begin Dataset records

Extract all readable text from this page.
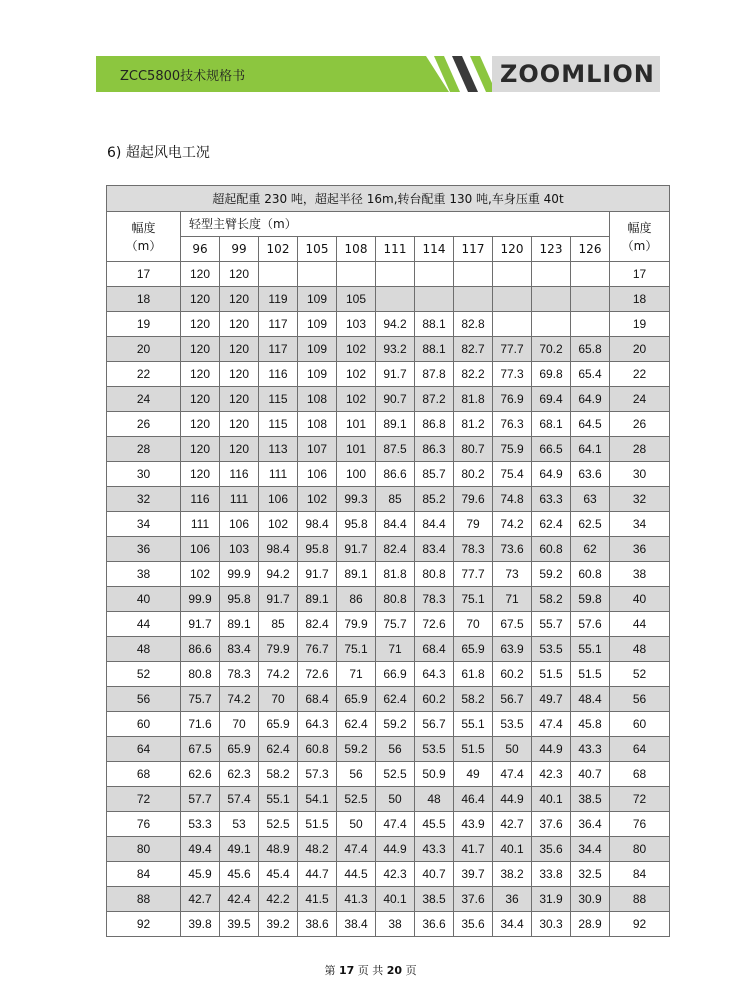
ZCC5800技术规格书	ZOOMLION
6) 超起风电工况
超起配重 230 吨，超起半径 16m,转台配重 130 吨,车身压重 40t												
幅度
（m）	轻型主臂长度（m）											幅度
（m）
	96	99	102	105	108	111	114	117	120	123	126	
17	120	120										17
18	120	120	119	109	105							18
19	120	120	117	109	103	94.2	88.1	82.8				19
20	120	120	117	109	102	93.2	88.1	82.7	77.7	70.2	65.8	20
22	120	120	116	109	102	91.7	87.8	82.2	77.3	69.8	65.4	22
24	120	120	115	108	102	90.7	87.2	81.8	76.9	69.4	64.9	24
26	120	120	115	108	101	89.1	86.8	81.2	76.3	68.1	64.5	26
28	120	120	113	107	101	87.5	86.3	80.7	75.9	66.5	64.1	28
30	120	116	111	106	100	86.6	85.7	80.2	75.4	64.9	63.6	30
32	116	111	106	102	99.3	85	85.2	79.6	74.8	63.3	63	32
34	111	106	102	98.4	95.8	84.4	84.4	79	74.2	62.4	62.5	34
36	106	103	98.4	95.8	91.7	82.4	83.4	78.3	73.6	60.8	62	36
38	102	99.9	94.2	91.7	89.1	81.8	80.8	77.7	73	59.2	60.8	38
40	99.9	95.8	91.7	89.1	86	80.8	78.3	75.1	71	58.2	59.8	40
44	91.7	89.1	85	82.4	79.9	75.7	72.6	70	67.5	55.7	57.6	44
48	86.6	83.4	79.9	76.7	75.1	71	68.4	65.9	63.9	53.5	55.1	48
52	80.8	78.3	74.2	72.6	71	66.9	64.3	61.8	60.2	51.5	51.5	52
56	75.7	74.2	70	68.4	65.9	62.4	60.2	58.2	56.7	49.7	48.4	56
60	71.6	70	65.9	64.3	62.4	59.2	56.7	55.1	53.5	47.4	45.8	60
64	67.5	65.9	62.4	60.8	59.2	56	53.5	51.5	50	44.9	43.3	64
68	62.6	62.3	58.2	57.3	56	52.5	50.9	49	47.4	42.3	40.7	68
72	57.7	57.4	55.1	54.1	52.5	50	48	46.4	44.9	40.1	38.5	72
76	53.3	53	52.5	51.5	50	47.4	45.5	43.9	42.7	37.6	36.4	76
80	49.4	49.1	48.9	48.2	47.4	44.9	43.3	41.7	40.1	35.6	34.4	80
84	45.9	45.6	45.4	44.7	44.5	42.3	40.7	39.7	38.2	33.8	32.5	84
88	42.7	42.4	42.2	41.5	41.3	40.1	38.5	37.6	36	31.9	30.9	88
92	39.8	39.5	39.2	38.6	38.4	38	36.6	35.6	34.4	30.3	28.9	92
第 17 页 共 20 页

end Dataset records

**Task to carry out**
Output the records above exactly as they are, leaving out the pictures.

**Right answer**
Extract all readable text from this page.
ZCC5800技术规格书	ZOOMLION
6) 超起风电工况
超起配重 230 吨，超起半径 16m,转台配重 130 吨,车身压重 40t												
幅度
（m）	轻型主臂长度（m）											幅度
（m）
	96	99	102	105	108	111	114	117	120	123	126	
17	120	120										17
18	120	120	119	109	105							18
19	120	120	117	109	103	94.2	88.1	82.8				19
20	120	120	117	109	102	93.2	88.1	82.7	77.7	70.2	65.8	20
22	120	120	116	109	102	91.7	87.8	82.2	77.3	69.8	65.4	22
24	120	120	115	108	102	90.7	87.2	81.8	76.9	69.4	64.9	24
26	120	120	115	108	101	89.1	86.8	81.2	76.3	68.1	64.5	26
28	120	120	113	107	101	87.5	86.3	80.7	75.9	66.5	64.1	28
30	120	116	111	106	100	86.6	85.7	80.2	75.4	64.9	63.6	30
32	116	111	106	102	99.3	85	85.2	79.6	74.8	63.3	63	32
34	111	106	102	98.4	95.8	84.4	84.4	79	74.2	62.4	62.5	34
36	106	103	98.4	95.8	91.7	82.4	83.4	78.3	73.6	60.8	62	36
38	102	99.9	94.2	91.7	89.1	81.8	80.8	77.7	73	59.2	60.8	38
40	99.9	95.8	91.7	89.1	86	80.8	78.3	75.1	71	58.2	59.8	40
44	91.7	89.1	85	82.4	79.9	75.7	72.6	70	67.5	55.7	57.6	44
48	86.6	83.4	79.9	76.7	75.1	71	68.4	65.9	63.9	53.5	55.1	48
52	80.8	78.3	74.2	72.6	71	66.9	64.3	61.8	60.2	51.5	51.5	52
56	75.7	74.2	70	68.4	65.9	62.4	60.2	58.2	56.7	49.7	48.4	56
60	71.6	70	65.9	64.3	62.4	59.2	56.7	55.1	53.5	47.4	45.8	60
64	67.5	65.9	62.4	60.8	59.2	56	53.5	51.5	50	44.9	43.3	64
68	62.6	62.3	58.2	57.3	56	52.5	50.9	49	47.4	42.3	40.7	68
72	57.7	57.4	55.1	54.1	52.5	50	48	46.4	44.9	40.1	38.5	72
76	53.3	53	52.5	51.5	50	47.4	45.5	43.9	42.7	37.6	36.4	76
80	49.4	49.1	48.9	48.2	47.4	44.9	43.3	41.7	40.1	35.6	34.4	80
84	45.9	45.6	45.4	44.7	44.5	42.3	40.7	39.7	38.2	33.8	32.5	84
88	42.7	42.4	42.2	41.5	41.3	40.1	38.5	37.6	36	31.9	30.9	88
92	39.8	39.5	39.2	38.6	38.4	38	36.6	35.6	34.4	30.3	28.9	92
第 17 页 共 20 页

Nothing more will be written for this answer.